Some records.
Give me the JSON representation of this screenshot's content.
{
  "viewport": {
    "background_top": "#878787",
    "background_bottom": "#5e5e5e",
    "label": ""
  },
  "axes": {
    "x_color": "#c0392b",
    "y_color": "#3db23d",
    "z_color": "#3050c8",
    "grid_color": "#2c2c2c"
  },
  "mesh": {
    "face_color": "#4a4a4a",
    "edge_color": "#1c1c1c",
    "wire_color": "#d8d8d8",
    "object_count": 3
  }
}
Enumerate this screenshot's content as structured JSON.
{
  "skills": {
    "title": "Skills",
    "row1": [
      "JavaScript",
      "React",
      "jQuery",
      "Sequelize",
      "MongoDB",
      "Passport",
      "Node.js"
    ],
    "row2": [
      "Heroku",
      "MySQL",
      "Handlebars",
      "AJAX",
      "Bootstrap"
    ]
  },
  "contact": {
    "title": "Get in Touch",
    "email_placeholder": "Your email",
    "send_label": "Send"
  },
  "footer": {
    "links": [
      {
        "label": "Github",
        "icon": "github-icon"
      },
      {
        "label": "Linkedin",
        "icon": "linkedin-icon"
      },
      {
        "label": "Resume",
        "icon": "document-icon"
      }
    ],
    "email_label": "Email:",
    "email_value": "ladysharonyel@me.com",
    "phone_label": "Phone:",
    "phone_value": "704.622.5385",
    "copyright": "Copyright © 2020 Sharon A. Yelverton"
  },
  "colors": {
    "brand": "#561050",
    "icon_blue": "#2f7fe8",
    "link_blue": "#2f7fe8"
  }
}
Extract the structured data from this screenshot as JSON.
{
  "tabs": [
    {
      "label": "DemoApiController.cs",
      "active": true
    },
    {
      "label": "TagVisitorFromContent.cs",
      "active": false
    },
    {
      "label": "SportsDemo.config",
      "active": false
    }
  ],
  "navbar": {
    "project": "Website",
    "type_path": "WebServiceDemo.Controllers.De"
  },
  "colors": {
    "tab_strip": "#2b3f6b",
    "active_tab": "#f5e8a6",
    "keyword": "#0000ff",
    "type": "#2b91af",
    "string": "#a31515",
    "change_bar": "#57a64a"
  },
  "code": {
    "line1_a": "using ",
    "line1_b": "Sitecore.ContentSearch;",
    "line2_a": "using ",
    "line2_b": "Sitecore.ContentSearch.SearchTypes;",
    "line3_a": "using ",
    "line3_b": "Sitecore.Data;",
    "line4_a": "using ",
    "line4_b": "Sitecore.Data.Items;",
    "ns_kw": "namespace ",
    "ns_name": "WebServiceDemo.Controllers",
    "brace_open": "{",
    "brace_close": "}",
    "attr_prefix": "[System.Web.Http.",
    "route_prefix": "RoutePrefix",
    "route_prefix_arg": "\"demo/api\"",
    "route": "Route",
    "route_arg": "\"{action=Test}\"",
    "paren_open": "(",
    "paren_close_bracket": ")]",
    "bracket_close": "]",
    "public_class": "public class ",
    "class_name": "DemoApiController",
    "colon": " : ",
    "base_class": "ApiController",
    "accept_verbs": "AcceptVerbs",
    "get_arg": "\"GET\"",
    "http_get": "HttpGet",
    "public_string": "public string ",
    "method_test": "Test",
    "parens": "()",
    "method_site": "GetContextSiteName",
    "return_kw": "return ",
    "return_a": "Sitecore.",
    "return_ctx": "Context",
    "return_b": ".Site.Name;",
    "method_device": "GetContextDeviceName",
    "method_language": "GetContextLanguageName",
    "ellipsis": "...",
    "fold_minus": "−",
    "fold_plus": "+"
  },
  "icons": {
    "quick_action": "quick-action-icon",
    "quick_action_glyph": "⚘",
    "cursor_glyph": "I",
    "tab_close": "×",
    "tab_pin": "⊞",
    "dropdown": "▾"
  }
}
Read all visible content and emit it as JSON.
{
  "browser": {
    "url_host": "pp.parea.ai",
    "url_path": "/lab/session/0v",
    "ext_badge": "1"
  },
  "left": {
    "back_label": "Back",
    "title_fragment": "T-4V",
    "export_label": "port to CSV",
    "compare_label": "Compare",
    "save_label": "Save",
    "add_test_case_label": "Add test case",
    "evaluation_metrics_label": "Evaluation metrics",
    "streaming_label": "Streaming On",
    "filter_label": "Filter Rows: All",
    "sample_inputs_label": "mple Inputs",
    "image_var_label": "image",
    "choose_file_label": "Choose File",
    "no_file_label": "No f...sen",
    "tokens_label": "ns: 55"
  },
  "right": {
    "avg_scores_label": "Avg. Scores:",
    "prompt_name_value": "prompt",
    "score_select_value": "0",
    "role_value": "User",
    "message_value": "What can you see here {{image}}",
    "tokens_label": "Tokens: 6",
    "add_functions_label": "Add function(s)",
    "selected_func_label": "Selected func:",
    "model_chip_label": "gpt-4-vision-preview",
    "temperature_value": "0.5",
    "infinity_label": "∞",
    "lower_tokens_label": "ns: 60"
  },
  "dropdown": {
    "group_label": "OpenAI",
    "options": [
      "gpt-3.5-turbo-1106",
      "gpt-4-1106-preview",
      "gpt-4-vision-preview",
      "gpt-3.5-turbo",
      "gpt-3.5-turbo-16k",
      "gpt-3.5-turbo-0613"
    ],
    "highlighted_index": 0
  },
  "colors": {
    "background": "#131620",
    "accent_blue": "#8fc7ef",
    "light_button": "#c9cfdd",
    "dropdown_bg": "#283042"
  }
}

Your instructions.
Please set down the whole listing above without altering a single line.

Final result.
Give me the JSON representation of this screenshot's content.
{
  "viewport": {
    "background_top": "#878787",
    "background_bottom": "#5e5e5e",
    "label": ""
  },
  "axes": {
    "x_color": "#c0392b",
    "y_color": "#3db23d",
    "z_color": "#3050c8",
    "grid_color": "#2c2c2c"
  },
  "mesh": {
    "face_color": "#4a4a4a",
    "edge_color": "#1c1c1c",
    "wire_color": "#d8d8d8",
    "object_count": 3
  }
}
Enumerate this screenshot's content as structured JSON.
{
  "skills": {
    "title": "Skills",
    "row1": [
      "JavaScript",
      "React",
      "jQuery",
      "Sequelize",
      "MongoDB",
      "Passport",
      "Node.js"
    ],
    "row2": [
      "Heroku",
      "MySQL",
      "Handlebars",
      "AJAX",
      "Bootstrap"
    ]
  },
  "contact": {
    "title": "Get in Touch",
    "email_placeholder": "Your email",
    "send_label": "Send"
  },
  "footer": {
    "links": [
      {
        "label": "Github",
        "icon": "github-icon"
      },
      {
        "label": "Linkedin",
        "icon": "linkedin-icon"
      },
      {
        "label": "Resume",
        "icon": "document-icon"
      }
    ],
    "email_label": "Email:",
    "email_value": "ladysharonyel@me.com",
    "phone_label": "Phone:",
    "phone_value": "704.622.5385",
    "copyright": "Copyright © 2020 Sharon A. Yelverton"
  },
  "colors": {
    "brand": "#561050",
    "icon_blue": "#2f7fe8",
    "link_blue": "#2f7fe8"
  }
}
Extract the structured data from this screenshot as JSON.
{
  "tabs": [
    {
      "label": "DemoApiController.cs",
      "active": true
    },
    {
      "label": "TagVisitorFromContent.cs",
      "active": false
    },
    {
      "label": "SportsDemo.config",
      "active": false
    }
  ],
  "navbar": {
    "project": "Website",
    "type_path": "WebServiceDemo.Controllers.De"
  },
  "colors": {
    "tab_strip": "#2b3f6b",
    "active_tab": "#f5e8a6",
    "keyword": "#0000ff",
    "type": "#2b91af",
    "string": "#a31515",
    "change_bar": "#57a64a"
  },
  "code": {
    "line1_a": "using ",
    "line1_b": "Sitecore.ContentSearch;",
    "line2_a": "using ",
    "line2_b": "Sitecore.ContentSearch.SearchTypes;",
    "line3_a": "using ",
    "line3_b": "Sitecore.Data;",
    "line4_a": "using ",
    "line4_b": "Sitecore.Data.Items;",
    "ns_kw": "namespace ",
    "ns_name": "WebServiceDemo.Controllers",
    "brace_open": "{",
    "brace_close": "}",
    "attr_prefix": "[System.Web.Http.",
    "route_prefix": "RoutePrefix",
    "route_prefix_arg": "\"demo/api\"",
    "route": "Route",
    "route_arg": "\"{action=Test}\"",
    "paren_open": "(",
    "paren_close_bracket": ")]",
    "bracket_close": "]",
    "public_class": "public class ",
    "class_name": "DemoApiController",
    "colon": " : ",
    "base_class": "ApiController",
    "accept_verbs": "AcceptVerbs",
    "get_arg": "\"GET\"",
    "http_get": "HttpGet",
    "public_string": "public string ",
    "method_test": "Test",
    "parens": "()",
    "method_site": "GetContextSiteName",
    "return_kw": "return ",
    "return_a": "Sitecore.",
    "return_ctx": "Context",
    "return_b": ".Site.Name;",
    "method_device": "GetContextDeviceName",
    "method_language": "GetContextLanguageName",
    "ellipsis": "...",
    "fold_minus": "−",
    "fold_plus": "+"
  },
  "icons": {
    "quick_action": "quick-action-icon",
    "quick_action_glyph": "⚘",
    "cursor_glyph": "I",
    "tab_close": "×",
    "tab_pin": "⊞",
    "dropdown": "▾"
  }
}
Read all visible content and emit it as JSON.
{
  "browser": {
    "url_host": "pp.parea.ai",
    "url_path": "/lab/session/0v",
    "ext_badge": "1"
  },
  "left": {
    "back_label": "Back",
    "title_fragment": "T-4V",
    "export_label": "port to CSV",
    "compare_label": "Compare",
    "save_label": "Save",
    "add_test_case_label": "Add test case",
    "evaluation_metrics_label": "Evaluation metrics",
    "streaming_label": "Streaming On",
    "filter_label": "Filter Rows: All",
    "sample_inputs_label": "mple Inputs",
    "image_var_label": "image",
    "choose_file_label": "Choose File",
    "no_file_label": "No f...sen",
    "tokens_label": "ns: 55"
  },
  "right": {
    "avg_scores_label": "Avg. Scores:",
    "prompt_name_value": "prompt",
    "score_select_value": "0",
    "role_value": "User",
    "message_value": "What can you see here {{image}}",
    "tokens_label": "Tokens: 6",
    "add_functions_label": "Add function(s)",
    "selected_func_label": "Selected func:",
    "model_chip_label": "gpt-4-vision-preview",
    "temperature_value": "0.5",
    "infinity_label": "∞",
    "lower_tokens_label": "ns: 60"
  },
  "dropdown": {
    "group_label": "OpenAI",
    "options": [
      "gpt-3.5-turbo-1106",
      "gpt-4-1106-preview",
      "gpt-4-vision-preview",
      "gpt-3.5-turbo",
      "gpt-3.5-turbo-16k",
      "gpt-3.5-turbo-0613"
    ],
    "highlighted_index": 0
  },
  "colors": {
    "background": "#131620",
    "accent_blue": "#8fc7ef",
    "light_button": "#c9cfdd",
    "dropdown_bg": "#283042"
  }
}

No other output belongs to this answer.